### EXTRACT
⟨
Black music in America has always been marked by the diversity and complex relationships between its sub-genres. There was the sacred of the spiritual, the profane of the blues, but both feature the use of call and response and pitch-bending and emotional intensity in vocal delivery. Musicians drew on all these materials, and it was out of the ragtime groups, solo pianists, banjo ensembles, blues singers, marching-band brass players and the syncopated orchestras of the early 20th century that grew that grand African-American musical fermentation that became jazz, a singular word for a plurality of ideas.
Originally, a music of collective improvisation in the bands of New Orleans, one of the distinguishing features of the development of jazz was the extension of the solo break into longer passages of improvisation. This was the space that allowed and encouraged someone like Louis Armstrong, a prodigious soloist able to create an array of rich tones and potent, danceable rhythms, really to come into his own. Whether they used brass to evoke the joy of laughing or reeds to express the despair of weeping, or made the singing voice imitate a horn, African Americans showed that their music had a spirit of invention that rendered it “the sound of surprise”. It was this quality that led to its lionization, especially in Europe, where some critics were ready to give fulsome praise.5
However, the first real arrival of jazz in Britain came not from an African American group but from a white band, the Original Dixieland Jazz Band, from New Orleans. This had a series of engagements in Britain at roughly the same time as the Southern Syncopated Orchestra. This all-white ensemble stayed for just one year rather than the SSO’s three, yet the synchronicity of the two groups together paved the way for the future growth of jazz culture in Britain. What was problematic were the alleged claims made by the ODJB’s leader, Nick La Rocca, that the “real” origins of jazz were actually white and not black. When the ODJB quintet (cornet, trombone, clarinet, piano and drums), appeared at the Palladium, the impresario Albert De Courville presented it grandiloquently as: “For the first time in England. The creation of jazz. The sensation of America.”6
Due to a lack of accurate documentation, the origins of jazz are anything but clear, but if these musicians called themselves Original Dixieland Jazz Band, then they were laying claim to a title that was undoubtedly not theirs, muddying the waters on who was really the first person to make the crucial innovations – which in all probability was Freddie Keppard’s Original Creole Band, operating a good decade before the ODJB. And then there was Buddy Bolden, going back to the turn of the century, but sadly never recorded.
⟩
(Data entries)
⟨
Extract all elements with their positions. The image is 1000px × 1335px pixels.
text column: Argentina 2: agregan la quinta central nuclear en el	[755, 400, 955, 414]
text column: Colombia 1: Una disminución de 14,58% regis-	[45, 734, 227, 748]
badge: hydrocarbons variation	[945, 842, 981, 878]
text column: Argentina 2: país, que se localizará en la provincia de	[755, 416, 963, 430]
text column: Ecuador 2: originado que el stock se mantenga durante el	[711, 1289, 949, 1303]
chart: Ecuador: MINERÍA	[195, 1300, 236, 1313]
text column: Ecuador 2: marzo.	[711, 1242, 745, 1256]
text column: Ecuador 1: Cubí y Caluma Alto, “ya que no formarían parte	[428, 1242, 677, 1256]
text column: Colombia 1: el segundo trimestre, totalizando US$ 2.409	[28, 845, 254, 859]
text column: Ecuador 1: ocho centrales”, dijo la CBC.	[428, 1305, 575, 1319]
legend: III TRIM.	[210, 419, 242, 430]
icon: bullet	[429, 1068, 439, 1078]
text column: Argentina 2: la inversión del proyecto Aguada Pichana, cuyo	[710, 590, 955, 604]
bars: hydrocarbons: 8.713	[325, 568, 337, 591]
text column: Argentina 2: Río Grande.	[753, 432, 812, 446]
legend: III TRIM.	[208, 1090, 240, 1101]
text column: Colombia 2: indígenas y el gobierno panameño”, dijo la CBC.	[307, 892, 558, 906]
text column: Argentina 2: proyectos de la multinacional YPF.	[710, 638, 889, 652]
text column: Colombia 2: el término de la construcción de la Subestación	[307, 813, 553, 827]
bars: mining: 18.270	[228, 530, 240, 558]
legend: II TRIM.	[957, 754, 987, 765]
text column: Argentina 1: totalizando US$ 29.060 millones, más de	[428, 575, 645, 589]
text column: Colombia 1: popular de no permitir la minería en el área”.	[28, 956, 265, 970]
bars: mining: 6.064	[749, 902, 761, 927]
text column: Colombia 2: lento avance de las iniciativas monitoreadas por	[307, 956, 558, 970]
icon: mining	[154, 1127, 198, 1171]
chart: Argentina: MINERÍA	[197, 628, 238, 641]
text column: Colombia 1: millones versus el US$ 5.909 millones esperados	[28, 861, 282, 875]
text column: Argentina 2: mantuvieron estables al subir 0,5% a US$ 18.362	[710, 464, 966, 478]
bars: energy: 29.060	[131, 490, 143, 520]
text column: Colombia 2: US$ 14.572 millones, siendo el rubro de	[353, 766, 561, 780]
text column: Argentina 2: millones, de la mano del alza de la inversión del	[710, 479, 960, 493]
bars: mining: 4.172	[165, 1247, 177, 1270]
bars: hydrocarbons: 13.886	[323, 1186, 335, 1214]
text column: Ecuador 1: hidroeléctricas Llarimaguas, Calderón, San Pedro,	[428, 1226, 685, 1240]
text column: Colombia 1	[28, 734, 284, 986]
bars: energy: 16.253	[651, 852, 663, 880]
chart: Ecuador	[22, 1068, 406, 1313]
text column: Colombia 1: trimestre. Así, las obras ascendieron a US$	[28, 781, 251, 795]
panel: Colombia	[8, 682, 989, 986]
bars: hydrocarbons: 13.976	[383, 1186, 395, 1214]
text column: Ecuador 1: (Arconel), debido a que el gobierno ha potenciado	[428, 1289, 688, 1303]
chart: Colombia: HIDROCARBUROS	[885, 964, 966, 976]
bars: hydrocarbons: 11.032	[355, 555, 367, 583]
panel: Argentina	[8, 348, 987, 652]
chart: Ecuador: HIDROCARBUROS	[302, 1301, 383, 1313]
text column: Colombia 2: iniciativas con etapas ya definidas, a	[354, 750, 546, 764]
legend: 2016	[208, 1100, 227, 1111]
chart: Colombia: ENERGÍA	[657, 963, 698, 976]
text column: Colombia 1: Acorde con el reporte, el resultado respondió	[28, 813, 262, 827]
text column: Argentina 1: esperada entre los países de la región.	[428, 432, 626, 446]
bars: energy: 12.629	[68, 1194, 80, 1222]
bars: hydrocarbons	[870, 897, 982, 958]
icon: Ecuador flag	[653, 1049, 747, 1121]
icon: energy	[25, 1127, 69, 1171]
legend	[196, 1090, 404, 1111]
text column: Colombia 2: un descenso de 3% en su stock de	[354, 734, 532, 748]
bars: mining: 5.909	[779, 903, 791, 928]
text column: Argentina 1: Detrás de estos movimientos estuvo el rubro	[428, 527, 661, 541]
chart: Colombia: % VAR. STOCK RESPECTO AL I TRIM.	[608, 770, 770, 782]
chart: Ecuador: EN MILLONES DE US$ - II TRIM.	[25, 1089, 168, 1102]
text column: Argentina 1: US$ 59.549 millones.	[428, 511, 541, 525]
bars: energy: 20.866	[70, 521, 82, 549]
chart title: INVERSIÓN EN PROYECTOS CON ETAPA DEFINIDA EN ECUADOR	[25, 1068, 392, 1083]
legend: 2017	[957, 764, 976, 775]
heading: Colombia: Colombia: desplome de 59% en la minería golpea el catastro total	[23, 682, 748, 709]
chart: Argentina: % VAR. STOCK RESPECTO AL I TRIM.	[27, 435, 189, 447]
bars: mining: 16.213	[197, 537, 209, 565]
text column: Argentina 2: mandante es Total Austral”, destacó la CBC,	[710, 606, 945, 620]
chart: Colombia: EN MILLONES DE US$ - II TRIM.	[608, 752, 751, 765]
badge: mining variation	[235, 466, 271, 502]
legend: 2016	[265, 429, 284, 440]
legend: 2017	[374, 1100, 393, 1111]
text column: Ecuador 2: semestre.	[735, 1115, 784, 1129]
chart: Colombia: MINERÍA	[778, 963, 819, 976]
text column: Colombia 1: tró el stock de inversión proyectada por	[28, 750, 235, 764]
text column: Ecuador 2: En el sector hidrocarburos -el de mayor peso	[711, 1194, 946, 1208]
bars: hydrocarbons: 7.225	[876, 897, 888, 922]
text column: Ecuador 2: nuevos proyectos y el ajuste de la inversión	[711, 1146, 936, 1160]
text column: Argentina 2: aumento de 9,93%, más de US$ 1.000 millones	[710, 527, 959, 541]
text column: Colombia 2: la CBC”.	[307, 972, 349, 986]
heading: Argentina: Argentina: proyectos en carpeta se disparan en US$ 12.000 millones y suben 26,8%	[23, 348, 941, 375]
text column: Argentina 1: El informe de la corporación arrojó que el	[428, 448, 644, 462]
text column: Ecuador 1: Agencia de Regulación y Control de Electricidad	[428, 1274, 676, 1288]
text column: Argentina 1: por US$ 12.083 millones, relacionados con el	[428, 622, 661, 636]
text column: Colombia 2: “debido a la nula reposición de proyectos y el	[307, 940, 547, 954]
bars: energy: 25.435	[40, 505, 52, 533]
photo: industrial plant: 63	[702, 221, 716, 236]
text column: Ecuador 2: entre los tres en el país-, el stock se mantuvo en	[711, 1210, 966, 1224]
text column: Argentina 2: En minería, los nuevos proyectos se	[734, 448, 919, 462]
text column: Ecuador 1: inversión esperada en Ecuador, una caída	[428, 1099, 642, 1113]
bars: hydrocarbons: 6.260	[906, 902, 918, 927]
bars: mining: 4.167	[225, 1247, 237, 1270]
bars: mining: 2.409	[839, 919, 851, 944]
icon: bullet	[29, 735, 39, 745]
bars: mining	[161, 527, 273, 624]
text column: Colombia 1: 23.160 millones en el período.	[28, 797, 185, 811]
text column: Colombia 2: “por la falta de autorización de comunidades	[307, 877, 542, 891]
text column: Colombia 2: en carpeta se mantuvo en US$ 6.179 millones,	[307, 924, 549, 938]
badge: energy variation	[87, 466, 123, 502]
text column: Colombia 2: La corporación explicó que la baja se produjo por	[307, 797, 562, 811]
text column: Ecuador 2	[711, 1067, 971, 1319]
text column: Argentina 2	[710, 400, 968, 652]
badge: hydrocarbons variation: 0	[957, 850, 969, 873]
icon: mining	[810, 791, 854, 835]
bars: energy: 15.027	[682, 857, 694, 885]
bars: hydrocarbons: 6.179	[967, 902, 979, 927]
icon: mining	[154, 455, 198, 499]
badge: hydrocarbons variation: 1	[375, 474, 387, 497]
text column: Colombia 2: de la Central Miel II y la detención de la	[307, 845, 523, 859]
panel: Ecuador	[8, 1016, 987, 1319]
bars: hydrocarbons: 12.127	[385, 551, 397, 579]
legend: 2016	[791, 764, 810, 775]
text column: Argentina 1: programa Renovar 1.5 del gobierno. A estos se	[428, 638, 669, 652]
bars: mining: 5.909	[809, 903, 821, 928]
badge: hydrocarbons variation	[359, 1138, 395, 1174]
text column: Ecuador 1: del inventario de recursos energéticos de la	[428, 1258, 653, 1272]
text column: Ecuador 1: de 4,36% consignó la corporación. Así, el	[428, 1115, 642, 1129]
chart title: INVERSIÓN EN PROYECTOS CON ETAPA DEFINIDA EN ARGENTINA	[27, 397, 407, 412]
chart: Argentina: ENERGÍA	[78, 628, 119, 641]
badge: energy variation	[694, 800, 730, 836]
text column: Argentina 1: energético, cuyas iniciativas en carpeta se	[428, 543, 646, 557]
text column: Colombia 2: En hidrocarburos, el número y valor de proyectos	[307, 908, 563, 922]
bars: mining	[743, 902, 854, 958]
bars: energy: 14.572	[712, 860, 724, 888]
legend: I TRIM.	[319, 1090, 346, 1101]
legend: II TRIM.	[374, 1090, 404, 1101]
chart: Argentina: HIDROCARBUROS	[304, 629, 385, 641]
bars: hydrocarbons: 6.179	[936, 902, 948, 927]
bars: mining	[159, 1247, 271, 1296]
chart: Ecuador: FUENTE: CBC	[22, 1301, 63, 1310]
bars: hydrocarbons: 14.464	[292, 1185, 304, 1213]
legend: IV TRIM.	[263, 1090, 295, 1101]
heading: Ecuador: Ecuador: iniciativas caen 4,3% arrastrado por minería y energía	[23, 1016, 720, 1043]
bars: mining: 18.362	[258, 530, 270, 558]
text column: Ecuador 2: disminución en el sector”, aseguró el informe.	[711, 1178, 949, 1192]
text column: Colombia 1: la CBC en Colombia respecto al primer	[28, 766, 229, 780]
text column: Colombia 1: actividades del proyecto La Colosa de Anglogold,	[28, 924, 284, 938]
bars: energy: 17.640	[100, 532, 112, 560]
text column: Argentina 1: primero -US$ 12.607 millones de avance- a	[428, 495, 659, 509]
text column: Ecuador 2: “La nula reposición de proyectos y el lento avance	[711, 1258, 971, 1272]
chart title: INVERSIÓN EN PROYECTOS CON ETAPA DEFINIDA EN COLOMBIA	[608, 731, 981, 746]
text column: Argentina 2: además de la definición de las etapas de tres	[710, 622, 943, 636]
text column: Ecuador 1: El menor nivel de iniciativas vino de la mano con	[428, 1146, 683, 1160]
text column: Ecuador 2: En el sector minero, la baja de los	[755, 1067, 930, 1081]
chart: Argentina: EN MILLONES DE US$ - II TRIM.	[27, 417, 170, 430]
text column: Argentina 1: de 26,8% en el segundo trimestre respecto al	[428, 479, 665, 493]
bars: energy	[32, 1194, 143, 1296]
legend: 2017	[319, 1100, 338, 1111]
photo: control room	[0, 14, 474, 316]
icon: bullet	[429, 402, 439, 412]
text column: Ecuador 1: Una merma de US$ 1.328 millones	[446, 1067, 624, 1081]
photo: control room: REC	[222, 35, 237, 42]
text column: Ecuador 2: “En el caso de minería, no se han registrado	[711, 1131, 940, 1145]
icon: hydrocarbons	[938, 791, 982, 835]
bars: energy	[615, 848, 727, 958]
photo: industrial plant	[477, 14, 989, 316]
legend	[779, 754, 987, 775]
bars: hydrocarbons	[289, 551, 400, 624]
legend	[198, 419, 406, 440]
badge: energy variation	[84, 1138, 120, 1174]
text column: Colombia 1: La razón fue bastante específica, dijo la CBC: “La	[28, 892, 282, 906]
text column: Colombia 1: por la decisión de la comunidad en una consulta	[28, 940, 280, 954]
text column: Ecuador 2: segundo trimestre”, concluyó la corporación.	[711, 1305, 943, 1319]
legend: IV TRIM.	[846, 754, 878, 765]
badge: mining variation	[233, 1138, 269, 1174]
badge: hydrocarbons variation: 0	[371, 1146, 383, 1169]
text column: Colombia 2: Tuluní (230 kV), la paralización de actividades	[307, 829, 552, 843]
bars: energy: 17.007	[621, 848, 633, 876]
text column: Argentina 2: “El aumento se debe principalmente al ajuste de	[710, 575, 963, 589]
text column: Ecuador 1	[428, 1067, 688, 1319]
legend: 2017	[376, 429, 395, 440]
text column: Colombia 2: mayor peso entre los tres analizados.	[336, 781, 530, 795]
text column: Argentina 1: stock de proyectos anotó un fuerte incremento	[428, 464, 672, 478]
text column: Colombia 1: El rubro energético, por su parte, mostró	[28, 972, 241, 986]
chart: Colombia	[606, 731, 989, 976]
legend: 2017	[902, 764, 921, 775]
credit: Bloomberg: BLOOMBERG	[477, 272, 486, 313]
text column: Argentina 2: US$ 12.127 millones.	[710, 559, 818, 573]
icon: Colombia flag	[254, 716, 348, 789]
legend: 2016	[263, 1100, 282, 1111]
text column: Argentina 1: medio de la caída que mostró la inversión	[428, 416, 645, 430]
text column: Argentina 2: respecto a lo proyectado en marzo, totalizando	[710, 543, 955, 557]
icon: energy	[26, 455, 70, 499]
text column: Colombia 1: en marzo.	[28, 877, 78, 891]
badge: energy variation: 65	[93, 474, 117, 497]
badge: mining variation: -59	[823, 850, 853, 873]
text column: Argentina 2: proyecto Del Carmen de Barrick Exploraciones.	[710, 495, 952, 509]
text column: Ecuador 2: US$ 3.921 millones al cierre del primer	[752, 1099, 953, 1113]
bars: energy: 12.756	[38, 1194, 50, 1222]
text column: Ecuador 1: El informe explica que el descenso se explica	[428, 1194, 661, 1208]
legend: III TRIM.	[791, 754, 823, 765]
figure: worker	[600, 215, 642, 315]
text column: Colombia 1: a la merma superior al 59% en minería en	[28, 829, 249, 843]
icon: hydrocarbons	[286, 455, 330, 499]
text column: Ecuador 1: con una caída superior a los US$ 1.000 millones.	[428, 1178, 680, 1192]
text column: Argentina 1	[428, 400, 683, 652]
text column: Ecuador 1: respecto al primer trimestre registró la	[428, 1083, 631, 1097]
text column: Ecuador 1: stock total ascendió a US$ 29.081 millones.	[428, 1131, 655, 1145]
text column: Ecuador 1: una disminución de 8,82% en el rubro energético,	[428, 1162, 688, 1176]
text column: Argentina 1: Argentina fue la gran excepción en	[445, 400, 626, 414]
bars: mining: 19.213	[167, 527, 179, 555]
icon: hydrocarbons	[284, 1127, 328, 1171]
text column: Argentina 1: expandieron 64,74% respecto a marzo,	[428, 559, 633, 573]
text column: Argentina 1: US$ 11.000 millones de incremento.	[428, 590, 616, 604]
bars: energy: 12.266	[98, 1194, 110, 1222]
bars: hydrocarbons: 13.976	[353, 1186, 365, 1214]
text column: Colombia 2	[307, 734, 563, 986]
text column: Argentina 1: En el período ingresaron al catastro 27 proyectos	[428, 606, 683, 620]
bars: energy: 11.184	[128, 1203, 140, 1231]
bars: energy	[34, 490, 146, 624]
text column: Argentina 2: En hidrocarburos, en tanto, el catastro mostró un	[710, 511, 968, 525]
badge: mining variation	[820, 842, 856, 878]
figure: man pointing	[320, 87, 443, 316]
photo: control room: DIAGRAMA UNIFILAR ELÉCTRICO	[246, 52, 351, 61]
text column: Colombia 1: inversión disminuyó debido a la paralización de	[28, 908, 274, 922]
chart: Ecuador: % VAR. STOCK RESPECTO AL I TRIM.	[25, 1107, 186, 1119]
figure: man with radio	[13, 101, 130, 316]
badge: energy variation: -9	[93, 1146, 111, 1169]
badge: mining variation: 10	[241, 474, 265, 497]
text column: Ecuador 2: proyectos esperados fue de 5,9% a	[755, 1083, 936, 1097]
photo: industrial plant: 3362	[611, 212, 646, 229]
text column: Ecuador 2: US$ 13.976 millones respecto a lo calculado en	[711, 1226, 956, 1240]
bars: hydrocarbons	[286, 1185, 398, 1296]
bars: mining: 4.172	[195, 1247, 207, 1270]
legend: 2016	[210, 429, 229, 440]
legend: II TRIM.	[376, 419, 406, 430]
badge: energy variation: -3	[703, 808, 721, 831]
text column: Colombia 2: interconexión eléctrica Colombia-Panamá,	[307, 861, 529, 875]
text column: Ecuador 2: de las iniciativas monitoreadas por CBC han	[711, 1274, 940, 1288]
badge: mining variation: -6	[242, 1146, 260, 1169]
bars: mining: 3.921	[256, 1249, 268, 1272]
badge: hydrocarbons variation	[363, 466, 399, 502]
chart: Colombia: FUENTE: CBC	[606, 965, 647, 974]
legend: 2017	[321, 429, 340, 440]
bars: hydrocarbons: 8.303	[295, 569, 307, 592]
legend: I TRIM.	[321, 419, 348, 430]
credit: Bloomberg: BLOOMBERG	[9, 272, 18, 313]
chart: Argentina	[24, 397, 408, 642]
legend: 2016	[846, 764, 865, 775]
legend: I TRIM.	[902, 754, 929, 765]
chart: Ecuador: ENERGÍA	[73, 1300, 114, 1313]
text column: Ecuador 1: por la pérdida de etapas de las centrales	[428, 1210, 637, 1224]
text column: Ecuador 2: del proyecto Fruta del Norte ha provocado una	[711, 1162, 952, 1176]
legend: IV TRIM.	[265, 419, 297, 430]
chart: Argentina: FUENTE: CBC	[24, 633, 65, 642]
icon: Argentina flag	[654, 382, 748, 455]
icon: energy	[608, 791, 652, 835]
⟩
### TO BE DONE
(A) According to the passage on early jazz, which group probably made the crucial innovations about a decade before the Original Dixieland Jazz Band?
(B) Please carry the passage on early jazz forward from its final sentence about Buddy Bolden.

### ANSWERS TO THE EXERCISE
(A) Freddie Keppard's Original Creole Band.

(B)
To the question of “who” was added the “what”. The advent of this new form of black music was also shrouded in semantic confusion, for it was “jazz” to some, “jass” to others (possibly derived from jism – spunk or sperm, but with an undoubted sexual connotation), and also the lesser known jaz, which, according to an article published in the San Francisco Bulletin in 1913, meant “anything that takes manliness or effort or energy or activity or strength of soul.” This range of definitions reflected the birth of something maddeningly elusive, teetering on the cusp of invigoration, disorientation and adulteration.7 There was also debate on the need to plane down the rough edges of whatever jazz was and elevate it to fit European symphonic norms. Inevitably, so-called jazz bands were often programmed on variety bills, often to the dismay of some of the other acts – as well as certain audiences.
Pathé newsreels presented jazz as very much a form of novelty in which zany humour is foregrounded. In one clip, a group of saxophonists attempt to charm animals at a zoo and have the converse effect – “A little jazz has a very restless effect on Mr. Bear” – while in another, musicians are seen hanging off a plane in mid air like circus performers as they hit the “high notes”. Tellingly, all the musicians in these scenes are white.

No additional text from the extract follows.